[Stored records]
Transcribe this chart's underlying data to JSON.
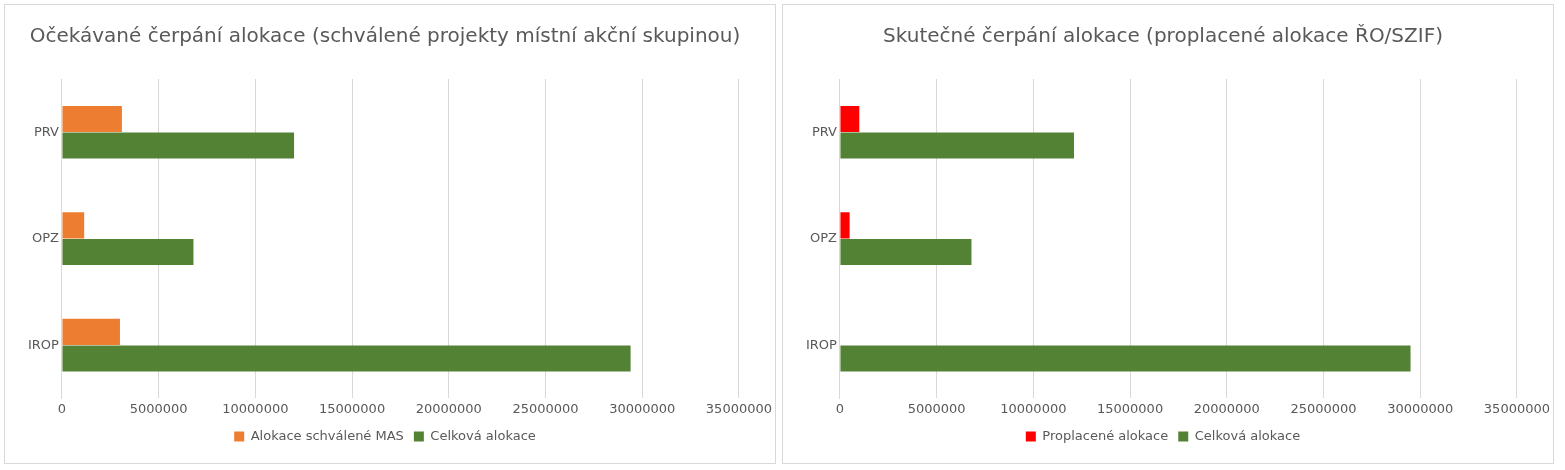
{
  "chart_data": [
    {
      "type": "bar",
      "orientation": "horizontal",
      "title": "Očekávané čerpání alokace (schválené projekty místní akční skupinou)",
      "categories": [
        "PRV",
        "OPZ",
        "IROP"
      ],
      "series": [
        {
          "name": "Alokace schválené MAS",
          "color": "#ed7d31",
          "values": [
            3100000,
            1150000,
            3000000
          ]
        },
        {
          "name": "Celková alokace",
          "color": "#548235",
          "values": [
            12000000,
            6800000,
            29400000
          ]
        }
      ],
      "xlim": [
        0,
        35000000
      ],
      "xticks": [
        0,
        5000000,
        10000000,
        15000000,
        20000000,
        25000000,
        30000000,
        35000000
      ],
      "grid": "x",
      "legend": "bottom"
    },
    {
      "type": "bar",
      "orientation": "horizontal",
      "title": "Skutečné čerpání alokace (proplacené alokace ŘO/SZIF)",
      "categories": [
        "PRV",
        "OPZ",
        "IROP"
      ],
      "series": [
        {
          "name": "Proplacené alokace",
          "color": "#ff0000",
          "values": [
            1000000,
            500000,
            0
          ]
        },
        {
          "name": "Celková alokace",
          "color": "#548235",
          "values": [
            12100000,
            6800000,
            29500000
          ]
        }
      ],
      "xlim": [
        0,
        35000000
      ],
      "xticks": [
        0,
        5000000,
        10000000,
        15000000,
        20000000,
        25000000,
        30000000,
        35000000
      ],
      "grid": "x",
      "legend": "bottom"
    }
  ]
}
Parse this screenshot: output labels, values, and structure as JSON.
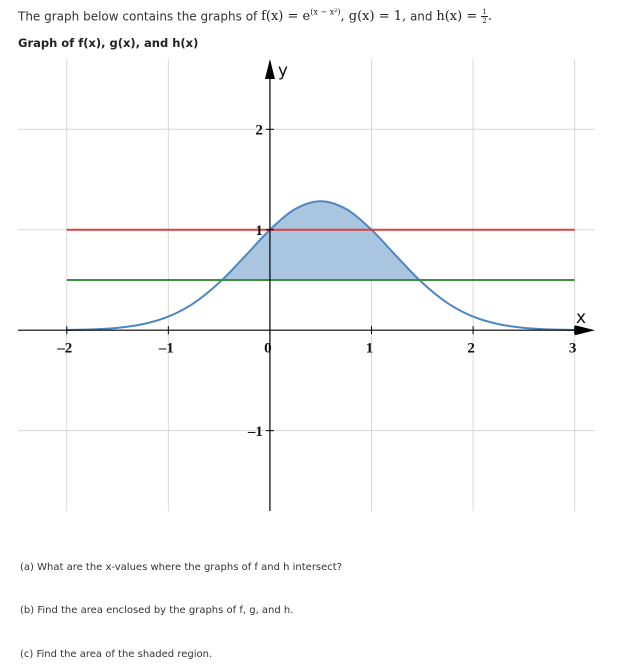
{
  "header": {
    "intro": "The graph below contains the graphs of",
    "f_base": "f(x) = e",
    "f_exp": "(x − x²)",
    "g_def": ", g(x) = 1,",
    "and": "and",
    "h_def": "h(x) =",
    "h_num": "1",
    "h_den": "2",
    "end": "."
  },
  "chart_data": {
    "type": "line",
    "title": "Graph of f(x), g(x), and h(x)",
    "x_label": "x",
    "y_label": "y",
    "x": [
      -2,
      -1.75,
      -1.5,
      -1.25,
      -1,
      -0.75,
      -0.5,
      -0.25,
      0,
      0.25,
      0.5,
      0.75,
      1,
      1.25,
      1.5,
      1.75,
      2,
      2.25,
      2.5,
      2.75,
      3
    ],
    "series": [
      {
        "color": "#4f86c0",
        "fill": "#a9c5df",
        "values": [
          0.0025,
          0.0081,
          0.0235,
          0.0601,
          0.1353,
          0.2691,
          0.4724,
          0.7316,
          1,
          1.2062,
          1.284,
          1.2062,
          1,
          0.7316,
          0.4724,
          0.2691,
          0.1353,
          0.0601,
          0.0235,
          0.0081,
          0.0025
        ]
      },
      {
        "color": "#d9403f",
        "values": [
          1,
          1,
          1,
          1,
          1,
          1,
          1,
          1,
          1,
          1,
          1,
          1,
          1,
          1,
          1,
          1,
          1,
          1,
          1,
          1,
          1
        ]
      },
      {
        "color": "#3f8f3f",
        "values": [
          0.5,
          0.5,
          0.5,
          0.5,
          0.5,
          0.5,
          0.5,
          0.5,
          0.5,
          0.5,
          0.5,
          0.5,
          0.5,
          0.5,
          0.5,
          0.5,
          0.5,
          0.5,
          0.5,
          0.5,
          0.5
        ]
      }
    ],
    "xlim": [
      -2.48,
      3.2
    ],
    "ylim": [
      -1.8,
      2.7
    ],
    "xticks": [
      {
        "value": -2,
        "label": "–2"
      },
      {
        "value": -1,
        "label": "–1"
      },
      0,
      1,
      2,
      3
    ],
    "yticks": [
      {
        "value": -1,
        "label": "–1"
      },
      1,
      2
    ],
    "grid": true
  },
  "questions": [
    "(a) What are the x-values where the graphs of f and h intersect?",
    "(b) Find the area enclosed by the graphs of f, g, and h.",
    "(c) Find the area of the shaded region."
  ]
}
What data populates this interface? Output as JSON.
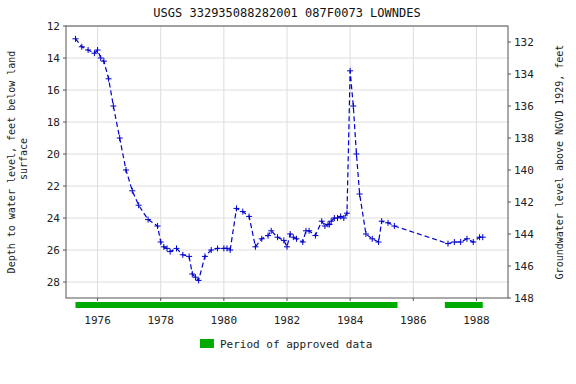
{
  "chart_data": {
    "type": "line",
    "title": "USGS 332935088282001 087F0073  LOWNDES",
    "y_label": "Depth to water level, feet below land\n surface",
    "y2_label": "Groundwater level above NGVD 1929, feet",
    "xlim": [
      1975.0,
      1989.0
    ],
    "xticks": [
      1976,
      1978,
      1980,
      1982,
      1984,
      1986,
      1988
    ],
    "ylim": [
      29,
      12
    ],
    "yticks": [
      12,
      14,
      16,
      18,
      20,
      22,
      24,
      26,
      28
    ],
    "y2lim": [
      148,
      131
    ],
    "y2ticks": [
      132,
      134,
      136,
      138,
      140,
      142,
      144,
      146,
      148
    ],
    "grid": true,
    "legend": "bottom",
    "x": [
      1975.3,
      1975.5,
      1975.7,
      1975.9,
      1976.0,
      1976.1,
      1976.2,
      1976.35,
      1976.5,
      1976.7,
      1976.9,
      1977.1,
      1977.3,
      1977.6,
      1977.9,
      1978.0,
      1978.1,
      1978.2,
      1978.3,
      1978.5,
      1978.7,
      1978.9,
      1979.0,
      1979.1,
      1979.2,
      1979.4,
      1979.6,
      1979.8,
      1980.0,
      1980.1,
      1980.2,
      1980.4,
      1980.6,
      1980.8,
      1981.0,
      1981.2,
      1981.4,
      1981.5,
      1981.7,
      1981.9,
      1982.0,
      1982.1,
      1982.2,
      1982.3,
      1982.5,
      1982.6,
      1982.7,
      1982.9,
      1983.1,
      1983.2,
      1983.3,
      1983.35,
      1983.4,
      1983.5,
      1983.6,
      1983.7,
      1983.8,
      1983.9,
      1984.0,
      1984.1,
      1984.2,
      1984.3,
      1984.5,
      1984.7,
      1984.9,
      1985.0,
      1985.2,
      1985.4,
      1987.1,
      1987.3,
      1987.5,
      1987.7,
      1987.9,
      1988.1,
      1988.2
    ],
    "series": [
      {
        "type": "line",
        "color": "#0000cc",
        "line_style": "dashed",
        "marker": "plus",
        "values": [
          12.8,
          13.3,
          13.5,
          13.7,
          13.5,
          14.0,
          14.2,
          15.3,
          17.0,
          19.0,
          21.0,
          22.3,
          23.2,
          24.1,
          24.5,
          25.5,
          25.8,
          25.9,
          26.1,
          25.9,
          26.3,
          26.4,
          27.5,
          27.7,
          27.9,
          26.4,
          26.0,
          25.9,
          25.9,
          25.9,
          26.0,
          23.4,
          23.6,
          23.9,
          25.8,
          25.3,
          25.1,
          24.8,
          25.2,
          25.4,
          25.8,
          25.0,
          25.2,
          25.3,
          25.5,
          24.8,
          24.8,
          25.1,
          24.2,
          24.5,
          24.4,
          24.4,
          24.2,
          24.0,
          24.0,
          23.9,
          24.0,
          23.7,
          14.8,
          17.0,
          20.0,
          22.5,
          25.0,
          25.3,
          25.5,
          24.2,
          24.3,
          24.5,
          25.6,
          25.5,
          25.5,
          25.3,
          25.5,
          25.2,
          25.2
        ]
      },
      {
        "type": "range_bar",
        "name": "Period of approved data",
        "color": "#00aa00",
        "ranges": [
          [
            1975.3,
            1985.5
          ],
          [
            1987.0,
            1988.2
          ]
        ]
      }
    ]
  }
}
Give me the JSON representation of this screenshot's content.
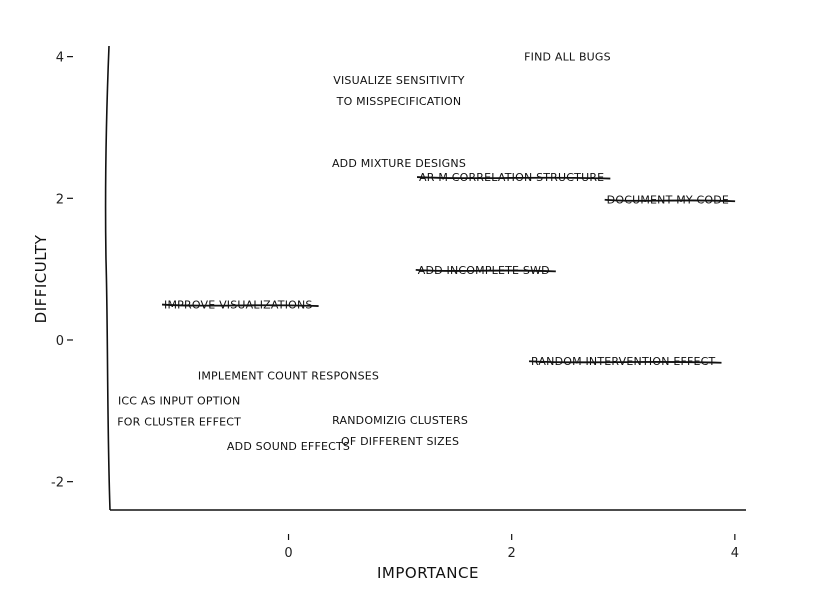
{
  "chart_data": {
    "type": "scatter",
    "title": "",
    "xlabel": "IMPORTANCE",
    "ylabel": "DIFFICULTY",
    "xlim": [
      -1.6,
      4.1
    ],
    "ylim": [
      -2.4,
      4.15
    ],
    "x_ticks": [
      {
        "value": 0,
        "label": "0"
      },
      {
        "value": 2,
        "label": "2"
      },
      {
        "value": 4,
        "label": "4"
      }
    ],
    "y_ticks": [
      {
        "value": -2,
        "label": "-2"
      },
      {
        "value": 0,
        "label": "0"
      },
      {
        "value": 2,
        "label": "2"
      },
      {
        "value": 4,
        "label": "4"
      }
    ],
    "grid": false,
    "legend": "none",
    "points": [
      {
        "x": 2.5,
        "y": 4.0,
        "lines": [
          "FIND ALL BUGS"
        ],
        "done": false
      },
      {
        "x": 0.99,
        "y": 3.52,
        "lines": [
          "VISUALIZE SENSITIVITY",
          "TO MISSPECIFICATION"
        ],
        "done": false
      },
      {
        "x": 0.99,
        "y": 2.5,
        "lines": [
          "ADD MIXTURE DESIGNS"
        ],
        "done": false
      },
      {
        "x": 2.0,
        "y": 2.3,
        "lines": [
          "AR-M CORRELATION STRUCTURE"
        ],
        "done": true
      },
      {
        "x": 3.4,
        "y": 1.98,
        "lines": [
          "DOCUMENT MY CODE"
        ],
        "done": true
      },
      {
        "x": 1.75,
        "y": 0.99,
        "lines": [
          "ADD INCOMPLETE SWD"
        ],
        "done": true
      },
      {
        "x": -0.45,
        "y": 0.5,
        "lines": [
          "IMPROVE VISUALIZATIONS"
        ],
        "done": true
      },
      {
        "x": 3.0,
        "y": -0.3,
        "lines": [
          "RANDOM INTERVENTION EFFECT"
        ],
        "done": true
      },
      {
        "x": 0.0,
        "y": -0.5,
        "lines": [
          "IMPLEMENT COUNT RESPONSES"
        ],
        "done": false
      },
      {
        "x": -0.98,
        "y": -1.0,
        "lines": [
          "ICC AS INPUT OPTION",
          "FOR CLUSTER EFFECT"
        ],
        "done": false
      },
      {
        "x": 1.0,
        "y": -1.28,
        "lines": [
          "RANDOMIZIG CLUSTERS",
          "OF DIFFERENT SIZES"
        ],
        "done": false
      },
      {
        "x": 0.0,
        "y": -1.5,
        "lines": [
          "ADD SOUND EFFECTS"
        ],
        "done": false
      }
    ]
  }
}
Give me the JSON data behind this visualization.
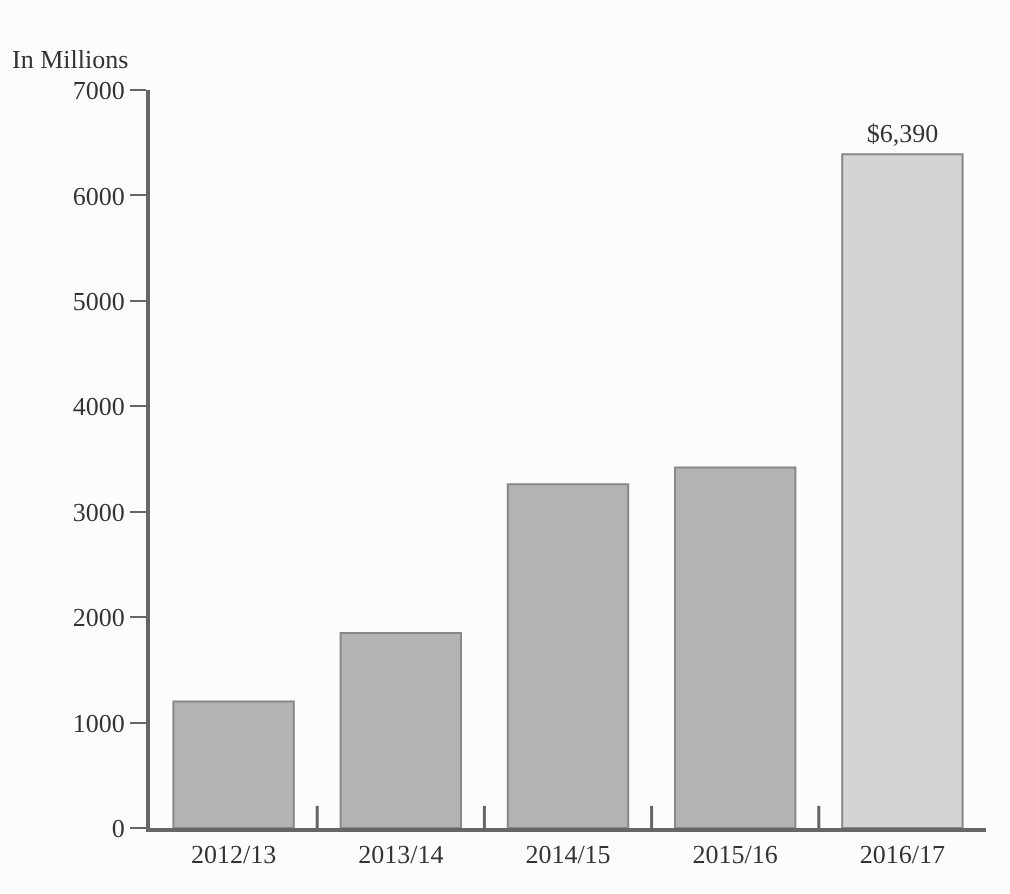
{
  "chart_data": {
    "type": "bar",
    "ylabel": "In Millions",
    "categories": [
      "2012/13",
      "2013/14",
      "2014/15",
      "2015/16",
      "2016/17"
    ],
    "values": [
      1200,
      1850,
      3260,
      3420,
      6390
    ],
    "colors": [
      "#b3b3b3",
      "#b3b3b3",
      "#b3b3b3",
      "#b3b3b3",
      "#d4d4d4"
    ],
    "value_labels": [
      null,
      null,
      null,
      null,
      "$6,390"
    ],
    "ylim": [
      0,
      7000
    ],
    "yticks": [
      0,
      1000,
      2000,
      3000,
      4000,
      5000,
      6000,
      7000
    ]
  }
}
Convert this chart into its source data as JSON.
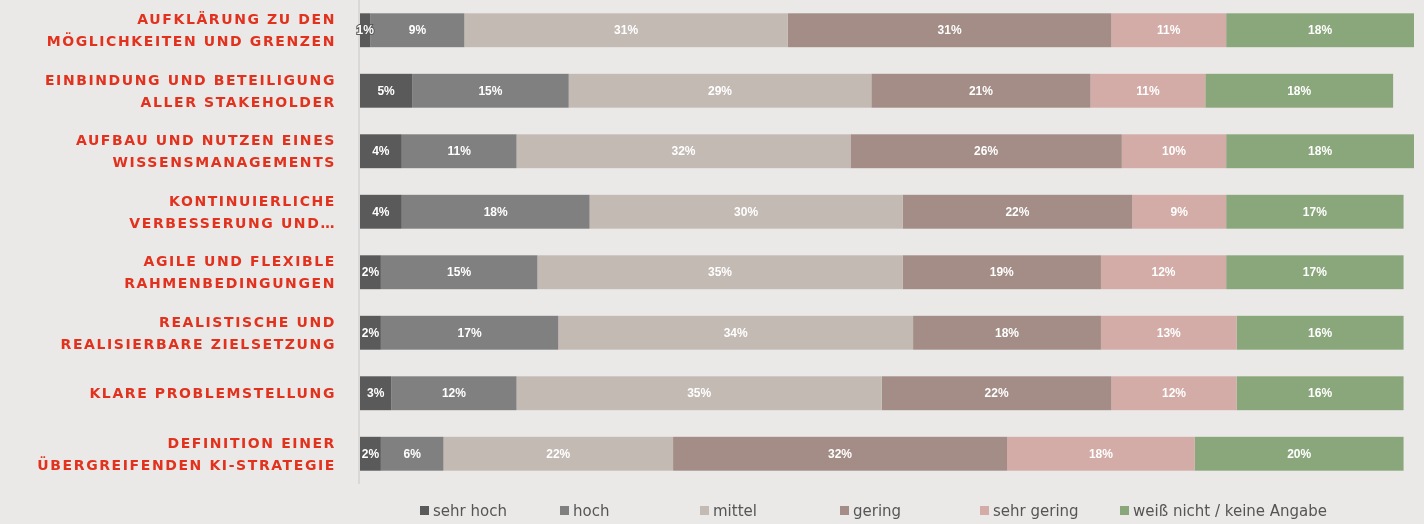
{
  "chart_data": {
    "type": "bar",
    "orientation": "horizontal",
    "stacked": true,
    "legend": "bottom",
    "categories": [
      "AUFKLÄRUNG ZU DEN MÖGLICHKEITEN UND GRENZEN",
      "EINBINDUNG UND BETEILIGUNG ALLER STAKEHOLDER",
      "AUFBAU UND NUTZEN EINES WISSENSMANAGEMENTS",
      "KONTINUIERLICHE VERBESSERUNG UND…",
      "AGILE UND FLEXIBLE RAHMENBEDINGUNGEN",
      "REALISTISCHE UND REALISIERBARE ZIELSETZUNG",
      "KLARE PROBLEMSTELLUNG",
      "DEFINITION EINER ÜBERGREIFENDEN KI-STRATEGIE"
    ],
    "series": [
      {
        "name": "sehr hoch",
        "color": "#5a5a5a",
        "values": [
          1,
          5,
          4,
          4,
          2,
          2,
          3,
          2
        ],
        "value_labels": [
          "1%",
          "5%",
          "4%",
          "4%",
          "2%",
          "2%",
          "3%",
          "2%"
        ]
      },
      {
        "name": "hoch",
        "color": "#808080",
        "values": [
          9,
          15,
          11,
          18,
          15,
          17,
          12,
          6
        ],
        "value_labels": [
          "9%",
          "15%",
          "11%",
          "18%",
          "15%",
          "17%",
          "12%",
          "6%"
        ]
      },
      {
        "name": "mittel",
        "color": "#c3bab4",
        "values": [
          31,
          29,
          32,
          30,
          35,
          34,
          35,
          22
        ],
        "value_labels": [
          "31%",
          "29%",
          "32%",
          "30%",
          "35%",
          "34%",
          "35%",
          "22%"
        ]
      },
      {
        "name": "gering",
        "color": "#a38d86",
        "values": [
          31,
          21,
          26,
          22,
          19,
          18,
          22,
          32
        ],
        "value_labels": [
          "31%",
          "21%",
          "26%",
          "22%",
          "19%",
          "18%",
          "22%",
          "32%"
        ]
      },
      {
        "name": "sehr gering",
        "color": "#d3aca7",
        "values": [
          11,
          11,
          10,
          9,
          12,
          13,
          12,
          18
        ],
        "value_labels": [
          "11%",
          "11%",
          "10%",
          "9%",
          "12%",
          "13%",
          "12%",
          "18%"
        ]
      },
      {
        "name": "weiß nicht / keine Angabe",
        "color": "#8aa77c",
        "values": [
          18,
          18,
          18,
          17,
          17,
          16,
          16,
          20
        ],
        "value_labels": [
          "18%",
          "18%",
          "18%",
          "17%",
          "17%",
          "16%",
          "16%",
          "20%"
        ]
      }
    ]
  }
}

### EXERCISE PROMPT
From the entries above, copy each line holding "name".

### REPLY TO THE TASK
          "name": "Alokace schválené MAS",
          "name": "Celková alokace",
          "name": "Proplacené alokace",
          "name": "Celková alokace",
        "name": "Period of approved data",
        "name": "sehr hoch",
        "name": "hoch",
        "name": "mittel",
        "name": "gering",
        "name": "sehr gering",
        "name": "weiß nicht / keine Angabe",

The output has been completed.